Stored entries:
· · ·

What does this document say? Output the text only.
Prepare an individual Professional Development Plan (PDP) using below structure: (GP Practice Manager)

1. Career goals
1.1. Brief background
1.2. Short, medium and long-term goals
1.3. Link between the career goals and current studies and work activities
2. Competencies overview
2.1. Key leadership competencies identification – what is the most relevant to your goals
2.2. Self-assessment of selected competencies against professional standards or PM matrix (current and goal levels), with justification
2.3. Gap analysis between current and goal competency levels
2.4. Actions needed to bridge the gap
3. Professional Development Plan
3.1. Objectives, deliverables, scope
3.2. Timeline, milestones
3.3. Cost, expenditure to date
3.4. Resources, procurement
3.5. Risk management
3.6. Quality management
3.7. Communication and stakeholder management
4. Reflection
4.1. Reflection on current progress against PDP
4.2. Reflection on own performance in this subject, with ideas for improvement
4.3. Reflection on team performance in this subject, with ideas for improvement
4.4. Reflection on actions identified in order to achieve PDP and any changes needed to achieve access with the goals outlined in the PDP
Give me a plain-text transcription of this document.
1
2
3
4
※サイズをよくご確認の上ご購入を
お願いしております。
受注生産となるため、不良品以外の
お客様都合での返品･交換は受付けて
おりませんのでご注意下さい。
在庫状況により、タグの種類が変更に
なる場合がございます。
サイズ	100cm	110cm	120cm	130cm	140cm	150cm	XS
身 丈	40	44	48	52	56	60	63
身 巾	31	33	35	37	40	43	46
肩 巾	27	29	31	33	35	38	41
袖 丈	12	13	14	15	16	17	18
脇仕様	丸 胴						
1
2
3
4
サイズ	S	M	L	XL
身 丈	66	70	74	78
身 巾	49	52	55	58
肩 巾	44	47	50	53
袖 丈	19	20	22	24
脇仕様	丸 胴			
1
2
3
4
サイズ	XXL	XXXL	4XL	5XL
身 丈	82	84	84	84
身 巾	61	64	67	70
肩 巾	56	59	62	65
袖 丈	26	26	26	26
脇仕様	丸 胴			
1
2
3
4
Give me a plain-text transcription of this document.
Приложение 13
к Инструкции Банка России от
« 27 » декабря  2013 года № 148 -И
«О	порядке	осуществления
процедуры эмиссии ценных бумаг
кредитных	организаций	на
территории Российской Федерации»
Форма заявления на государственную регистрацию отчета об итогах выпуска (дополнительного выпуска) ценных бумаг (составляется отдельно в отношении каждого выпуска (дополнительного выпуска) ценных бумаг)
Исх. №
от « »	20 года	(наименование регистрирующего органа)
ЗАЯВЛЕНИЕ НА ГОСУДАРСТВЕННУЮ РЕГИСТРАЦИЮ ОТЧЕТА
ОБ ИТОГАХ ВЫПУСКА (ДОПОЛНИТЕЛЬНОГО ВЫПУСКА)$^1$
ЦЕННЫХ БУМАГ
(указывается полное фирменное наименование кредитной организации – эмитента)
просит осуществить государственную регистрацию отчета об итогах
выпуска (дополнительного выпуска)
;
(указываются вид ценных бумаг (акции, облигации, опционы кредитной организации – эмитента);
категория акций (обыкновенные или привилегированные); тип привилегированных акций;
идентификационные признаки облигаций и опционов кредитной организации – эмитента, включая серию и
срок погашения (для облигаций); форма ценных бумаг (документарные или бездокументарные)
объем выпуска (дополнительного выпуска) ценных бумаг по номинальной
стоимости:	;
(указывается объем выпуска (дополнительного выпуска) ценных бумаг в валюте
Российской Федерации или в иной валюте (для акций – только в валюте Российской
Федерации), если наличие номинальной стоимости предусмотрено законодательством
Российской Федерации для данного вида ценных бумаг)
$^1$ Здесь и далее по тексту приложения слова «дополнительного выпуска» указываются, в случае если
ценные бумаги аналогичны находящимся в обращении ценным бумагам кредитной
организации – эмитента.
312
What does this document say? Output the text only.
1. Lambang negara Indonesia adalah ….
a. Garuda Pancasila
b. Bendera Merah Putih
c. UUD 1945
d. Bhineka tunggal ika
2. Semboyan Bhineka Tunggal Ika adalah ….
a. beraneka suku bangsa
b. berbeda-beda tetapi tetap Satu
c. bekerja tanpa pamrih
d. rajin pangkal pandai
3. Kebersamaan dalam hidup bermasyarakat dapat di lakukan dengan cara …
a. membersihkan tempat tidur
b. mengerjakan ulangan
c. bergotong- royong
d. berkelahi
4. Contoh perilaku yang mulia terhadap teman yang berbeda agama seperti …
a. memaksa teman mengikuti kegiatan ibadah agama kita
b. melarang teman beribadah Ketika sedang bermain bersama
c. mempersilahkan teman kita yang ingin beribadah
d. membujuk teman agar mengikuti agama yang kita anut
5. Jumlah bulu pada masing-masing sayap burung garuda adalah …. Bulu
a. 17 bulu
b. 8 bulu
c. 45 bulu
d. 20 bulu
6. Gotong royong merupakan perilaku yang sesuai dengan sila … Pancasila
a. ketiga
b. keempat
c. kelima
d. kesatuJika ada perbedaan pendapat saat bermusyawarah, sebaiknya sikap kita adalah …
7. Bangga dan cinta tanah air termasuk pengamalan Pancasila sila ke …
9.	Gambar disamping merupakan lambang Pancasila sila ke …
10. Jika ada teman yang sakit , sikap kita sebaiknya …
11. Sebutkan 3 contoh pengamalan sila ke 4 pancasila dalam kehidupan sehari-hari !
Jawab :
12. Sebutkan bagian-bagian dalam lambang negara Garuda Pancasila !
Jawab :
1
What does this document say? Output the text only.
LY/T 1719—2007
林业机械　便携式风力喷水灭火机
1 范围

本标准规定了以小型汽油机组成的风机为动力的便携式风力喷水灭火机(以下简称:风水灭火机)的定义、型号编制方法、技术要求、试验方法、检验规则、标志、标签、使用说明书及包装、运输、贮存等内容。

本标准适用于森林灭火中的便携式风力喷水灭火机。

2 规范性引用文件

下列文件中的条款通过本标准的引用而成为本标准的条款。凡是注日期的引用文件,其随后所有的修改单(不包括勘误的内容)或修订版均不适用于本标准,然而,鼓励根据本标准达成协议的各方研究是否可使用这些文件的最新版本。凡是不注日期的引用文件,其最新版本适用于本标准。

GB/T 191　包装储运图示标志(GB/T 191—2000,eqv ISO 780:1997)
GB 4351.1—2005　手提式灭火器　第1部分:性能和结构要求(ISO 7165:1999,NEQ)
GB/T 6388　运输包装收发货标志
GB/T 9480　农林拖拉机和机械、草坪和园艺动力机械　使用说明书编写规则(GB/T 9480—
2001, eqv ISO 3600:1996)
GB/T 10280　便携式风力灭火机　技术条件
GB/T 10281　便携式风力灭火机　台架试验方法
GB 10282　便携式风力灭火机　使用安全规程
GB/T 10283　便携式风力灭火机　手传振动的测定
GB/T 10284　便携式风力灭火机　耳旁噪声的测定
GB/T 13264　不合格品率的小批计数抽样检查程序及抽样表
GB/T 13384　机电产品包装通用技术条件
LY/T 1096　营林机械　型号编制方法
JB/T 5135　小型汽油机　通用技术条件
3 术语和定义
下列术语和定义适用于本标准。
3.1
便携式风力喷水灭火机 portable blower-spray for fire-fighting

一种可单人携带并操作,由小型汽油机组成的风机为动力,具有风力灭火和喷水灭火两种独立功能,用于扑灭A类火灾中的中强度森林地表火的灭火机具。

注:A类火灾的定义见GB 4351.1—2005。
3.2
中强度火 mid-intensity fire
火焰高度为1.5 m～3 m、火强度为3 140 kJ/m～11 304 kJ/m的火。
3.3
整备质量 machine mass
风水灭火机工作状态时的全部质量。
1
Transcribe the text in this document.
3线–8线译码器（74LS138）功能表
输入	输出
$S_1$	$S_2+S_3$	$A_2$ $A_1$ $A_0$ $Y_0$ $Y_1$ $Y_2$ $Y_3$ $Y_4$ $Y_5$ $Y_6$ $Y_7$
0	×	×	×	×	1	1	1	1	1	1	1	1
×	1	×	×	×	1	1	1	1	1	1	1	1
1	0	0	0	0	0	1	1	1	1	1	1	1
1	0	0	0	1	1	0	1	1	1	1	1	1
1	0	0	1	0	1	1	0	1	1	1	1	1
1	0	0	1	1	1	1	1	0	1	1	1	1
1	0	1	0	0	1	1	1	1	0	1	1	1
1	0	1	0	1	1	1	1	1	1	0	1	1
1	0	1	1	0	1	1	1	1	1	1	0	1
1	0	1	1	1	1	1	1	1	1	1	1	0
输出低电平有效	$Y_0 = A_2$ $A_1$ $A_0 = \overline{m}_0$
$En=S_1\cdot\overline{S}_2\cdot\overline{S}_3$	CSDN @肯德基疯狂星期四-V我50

· · ·

Lines containing the string "goals" are to be selected and copied.

1. Career goals
1.2. Short, medium and long-term goals
1.3. Link between the career goals and current studies and work activities
2.1. Key leadership competencies identification – what is the most relevant to your goals
4.4. Reflection on actions identified in order to achieve PDP and any changes needed to achieve access with the goals outlined in the PDP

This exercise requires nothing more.